> _PROBLEM DESCRIPTION_: Tally the lines holding "Schelhammer" and state only that figure.

> _RECORDS FOR THIS EXERCISE_:
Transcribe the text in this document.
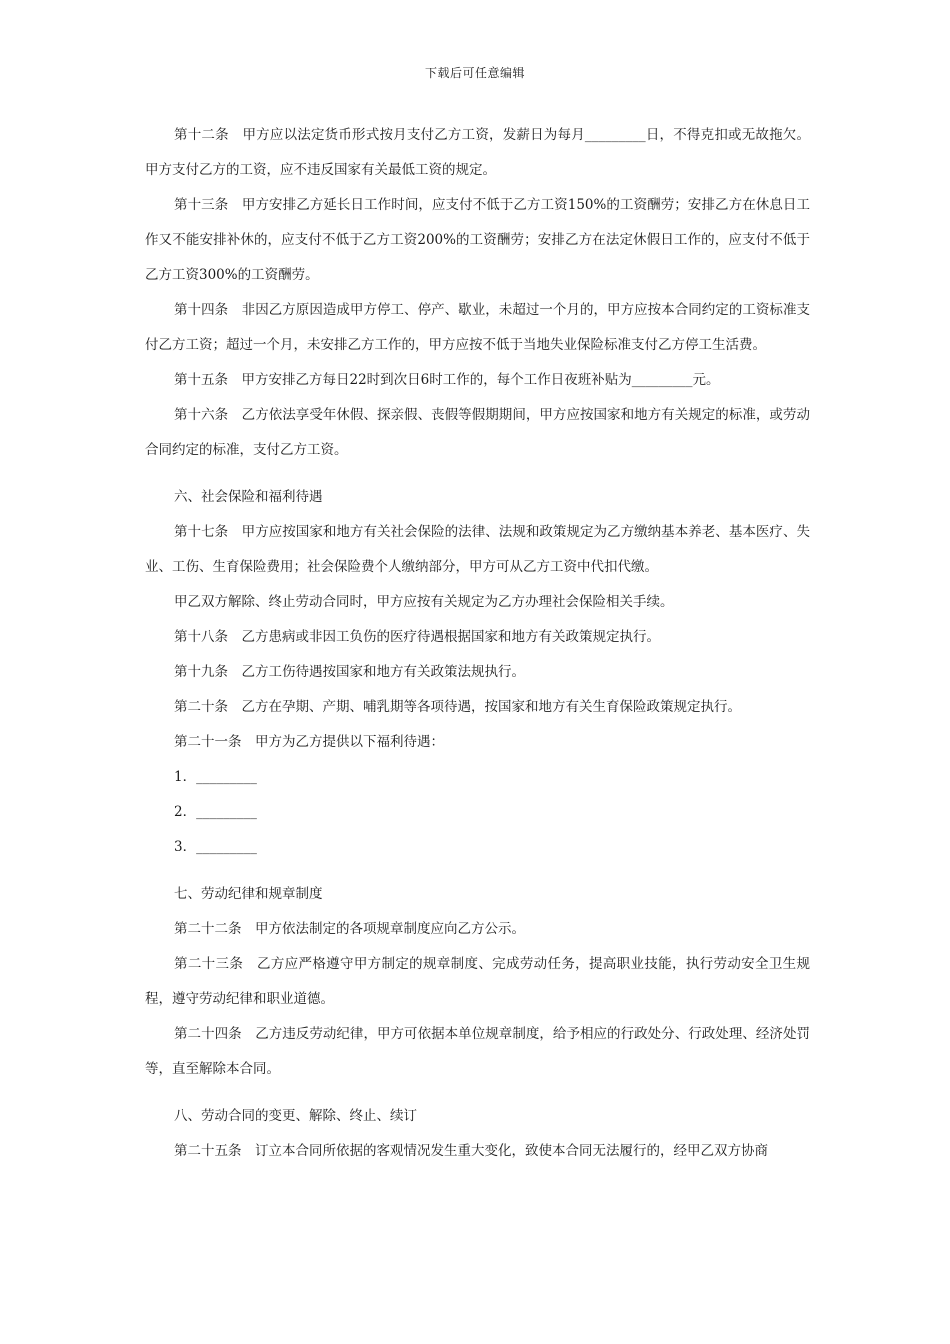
下载后可任意编辑

第十二条　甲方应以法定货币形式按月支付乙方工资，发薪日为每月_________日，不得克扣或无故拖欠。甲方支付乙方的工资，应不违反国家有关最低工资的规定。

第十三条　甲方安排乙方延长日工作时间，应支付不低于乙方工资150%的工资酬劳；安排乙方在休息日工作又不能安排补休的，应支付不低于乙方工资200%的工资酬劳；安排乙方在法定休假日工作的，应支付不低于乙方工资300%的工资酬劳。

第十四条　非因乙方原因造成甲方停工、停产、歇业，未超过一个月的，甲方应按本合同约定的工资标准支付乙方工资；超过一个月，未安排乙方工作的，甲方应按不低于当地失业保险标准支付乙方停工生活费。

第十五条　甲方安排乙方每日22时到次日6时工作的，每个工作日夜班补贴为_________元。

第十六条　乙方依法享受年休假、探亲假、丧假等假期期间，甲方应按国家和地方有关规定的标准，或劳动合同约定的标准，支付乙方工资。

六、社会保险和福利待遇

第十七条　甲方应按国家和地方有关社会保险的法律、法规和政策规定为乙方缴纳基本养老、基本医疗、失业、工伤、生育保险费用；社会保险费个人缴纳部分，甲方可从乙方工资中代扣代缴。

甲乙双方解除、终止劳动合同时，甲方应按有关规定为乙方办理社会保险相关手续。

第十八条　乙方患病或非因工负伤的医疗待遇根据国家和地方有关政策规定执行。

第十九条　乙方工伤待遇按国家和地方有关政策法规执行。

第二十条　乙方在孕期、产期、哺乳期等各项待遇，按国家和地方有关生育保险政策规定执行。

第二十一条　甲方为乙方提供以下福利待遇：

1．_________

2．_________

3．_________

七、劳动纪律和规章制度

第二十二条　甲方依法制定的各项规章制度应向乙方公示。

第二十三条　乙方应严格遵守甲方制定的规章制度、完成劳动任务，提高职业技能，执行劳动安全卫生规程，遵守劳动纪律和职业道德。

第二十四条　乙方违反劳动纪律，甲方可依据本单位规章制度，给予相应的行政处分、行政处理、经济处罚等，直至解除本合同。

八、劳动合同的变更、解除、终止、续订

第二十五条　订立本合同所依据的客观情况发生重大变化，致使本合同无法履行的，经甲乙双方协商
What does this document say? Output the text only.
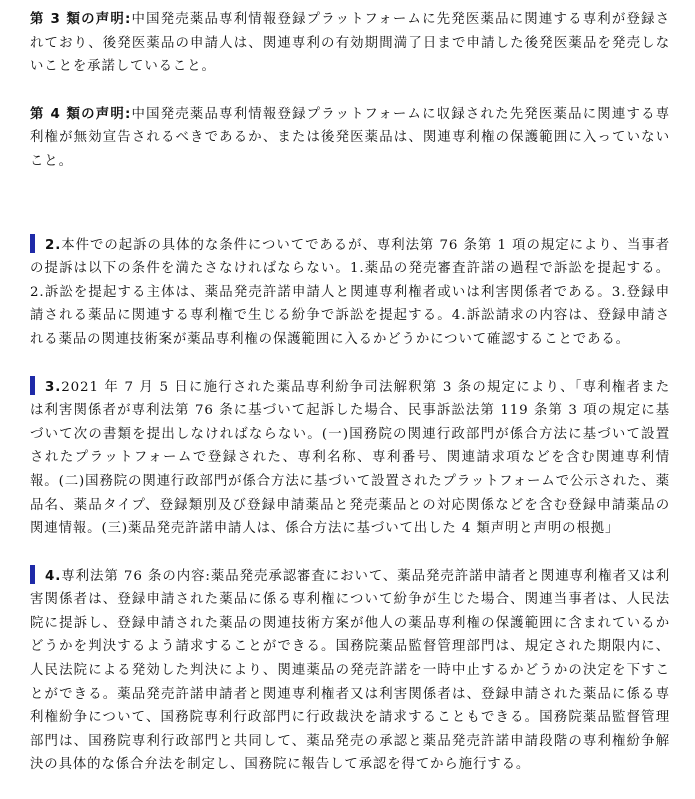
第 3 類の声明:中国発売薬品専利情報登録プラットフォームに先発医薬品に関連する専利が登録されており、後発医薬品の申請人は、関連専利の有効期間満了日まで申請した後発医薬品を発売しないことを承諾していること。

第 4 類の声明:中国発売薬品専利情報登録プラットフォームに収録された先発医薬品に関連する専利権が無効宣告されるべきであるか、または後発医薬品は、関連専利権の保護範囲に入っていないこと。

2.本件での起訴の具体的な条件についてであるが、専利法第 76 条第 1 項の規定により、当事者の提訴は以下の条件を満たさなければならない。1.薬品の発売審査許諾の過程で訴訟を提起する。2.訴訟を提起する主体は、薬品発売許諾申請人と関連専利権者或いは利害関係者である。3.登録申請される薬品に関連する専利権で生じる紛争で訴訟を提起する。4.訴訟請求の内容は、登録申請される薬品の関連技術案が薬品専利権の保護範囲に入るかどうかについて確認することである。

3.2021 年 7 月 5 日に施行された薬品専利紛争司法解釈第 3 条の規定により、「専利権者または利害関係者が専利法第 76 条に基づいて起訴した場合、民事訴訟法第 119 条第 3 項の規定に基づいて次の書類を提出しなければならない。(一)国務院の関連行政部門が係合方法に基づいて設置されたプラットフォームで登録された、専利名称、専利番号、関連請求項などを含む関連専利情報。(二)国務院の関連行政部門が係合方法に基づいて設置されたプラットフォームで公示された、薬品名、薬品タイプ、登録類別及び登録申請薬品と発売薬品との対応関係などを含む登録申請薬品の関連情報。(三)薬品発売許諾申請人は、係合方法に基づいて出した 4 類声明と声明の根拠」

4.専利法第 76 条の内容:薬品発売承認審査において、薬品発売許諾申請者と関連専利権者又は利害関係者は、登録申請された薬品に係る専利権について紛争が生じた場合、関連当事者は、人民法院に提訴し、登録申請された薬品の関連技術方案が他人の薬品専利権の保護範囲に含まれているかどうかを判決するよう請求することができる。国務院薬品監督管理部門は、規定された期限内に、人民法院による発効した判決により、関連薬品の発売許諾を一時中止するかどうかの決定を下すことができる。薬品発売許諾申請者と関連専利権者又は利害関係者は、登録申請された薬品に係る専利権紛争について、国務院専利行政部門に行政裁決を請求することもできる。国務院薬品監督管理部門は、国務院専利行政部門と共同して、薬品発売の承認と薬品発売許諾申請段階の専利権紛争解決の具体的な係合弁法を制定し、国務院に報告して承認を得てから施行する。
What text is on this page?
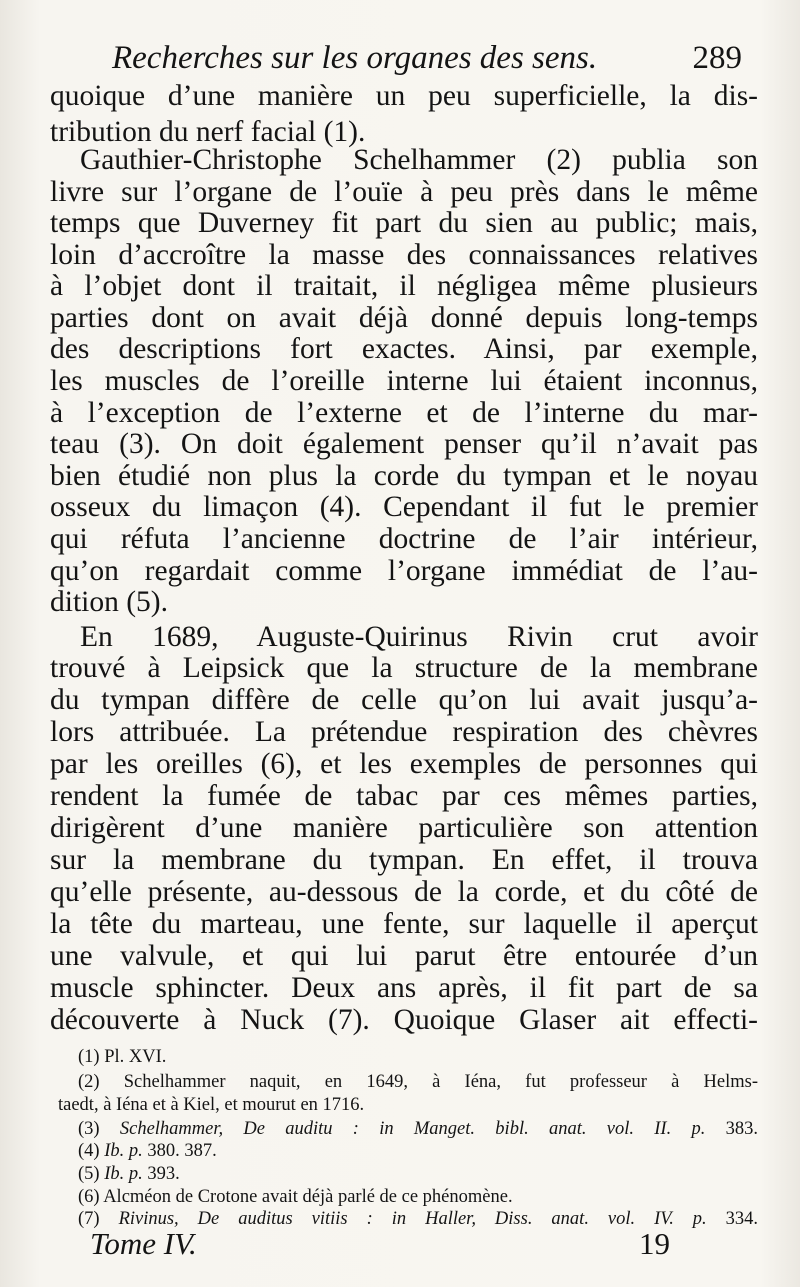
Recherches sur les organes des sens.	289
quoique d’une manière un peu superficielle, la dis-
tribution du nerf facial (1).
Gauthier-Christophe Schelhammer (2) publia son
livre sur l’organe de l’ouïe à peu près dans le même
temps que Duverney fit part du sien au public; mais,
loin d’accroître la masse des connaissances relatives
à l’objet dont il traitait, il négligea même plusieurs
parties dont on avait déjà donné depuis long-temps
des descriptions fort exactes. Ainsi, par exemple,
les muscles de l’oreille interne lui étaient inconnus,
à l’exception de l’externe et de l’interne du mar-
teau (3). On doit également penser qu’il n’avait pas
bien étudié non plus la corde du tympan et le noyau
osseux du limaçon (4). Cependant il fut le premier
qui réfuta l’ancienne doctrine de l’air intérieur,
qu’on regardait comme l’organe immédiat de l’au-
dition (5).
En 1689, Auguste-Quirinus Rivin crut avoir
trouvé à Leipsick que la structure de la membrane
du tympan diffère de celle qu’on lui avait jusqu’a-
lors attribuée. La prétendue respiration des chèvres
par les oreilles (6), et les exemples de personnes qui
rendent la fumée de tabac par ces mêmes parties,
dirigèrent d’une manière particulière son attention
sur la membrane du tympan. En effet, il trouva
qu’elle présente, au-dessous de la corde, et du côté de
la tête du marteau, une fente, sur laquelle il aperçut
une valvule, et qui lui parut être entourée d’un
muscle sphincter. Deux ans après, il fit part de sa
découverte à Nuck (7). Quoique Glaser ait effecti-
(1) Pl. XVI.
(2) Schelhammer naquit, en 1649, à Iéna, fut professeur à Helms-
taedt, à Iéna et à Kiel, et mourut en 1716.
(3) Schelhammer, De auditu : in Manget. bibl. anat. vol. II. p. 383.
(4) Ib. p. 380. 387.
(5) Ib. p. 393.
(6) Alcméon de Crotone avait déjà parlé de ce phénomène.
(7) Rivinus, De auditus vitiis : in Haller, Diss. anat. vol. IV. p. 334.
Tome IV.	19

> _ANSWER FOR THIS EXERCISE_: 3